- _WHAT TO PRODUCE_
The records below must be retyped exactly.

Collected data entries
******

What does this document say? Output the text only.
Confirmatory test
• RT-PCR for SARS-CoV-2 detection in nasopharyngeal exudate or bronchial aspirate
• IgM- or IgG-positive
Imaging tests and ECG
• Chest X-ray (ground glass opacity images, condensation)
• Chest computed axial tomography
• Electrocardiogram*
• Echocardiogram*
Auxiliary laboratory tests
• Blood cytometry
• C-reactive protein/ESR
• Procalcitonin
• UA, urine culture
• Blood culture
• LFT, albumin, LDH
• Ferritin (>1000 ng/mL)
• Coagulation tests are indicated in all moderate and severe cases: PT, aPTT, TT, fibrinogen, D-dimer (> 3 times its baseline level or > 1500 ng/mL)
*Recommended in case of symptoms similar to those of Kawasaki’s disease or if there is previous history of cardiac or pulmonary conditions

******

- _SOLVED EXERCISE_
What does this document say? Output the text only.
Confirmatory test
• RT-PCR for SARS-CoV-2 detection in nasopharyngeal exudate or bronchial aspirate
• IgM- or IgG-positive
Imaging tests and ECG
• Chest X-ray (ground glass opacity images, condensation)
• Chest computed axial tomography
• Electrocardiogram*
• Echocardiogram*
Auxiliary laboratory tests
• Blood cytometry
• C-reactive protein/ESR
• Procalcitonin
• UA, urine culture
• Blood culture
• LFT, albumin, LDH
• Ferritin (>1000 ng/mL)
• Coagulation tests are indicated in all moderate and severe cases: PT, aPTT, TT, fibrinogen, D-dimer (> 3 times its baseline level or > 1500 ng/mL)
*Recommended in case of symptoms similar to those of Kawasaki’s disease or if there is previous history of cardiac or pulmonary conditions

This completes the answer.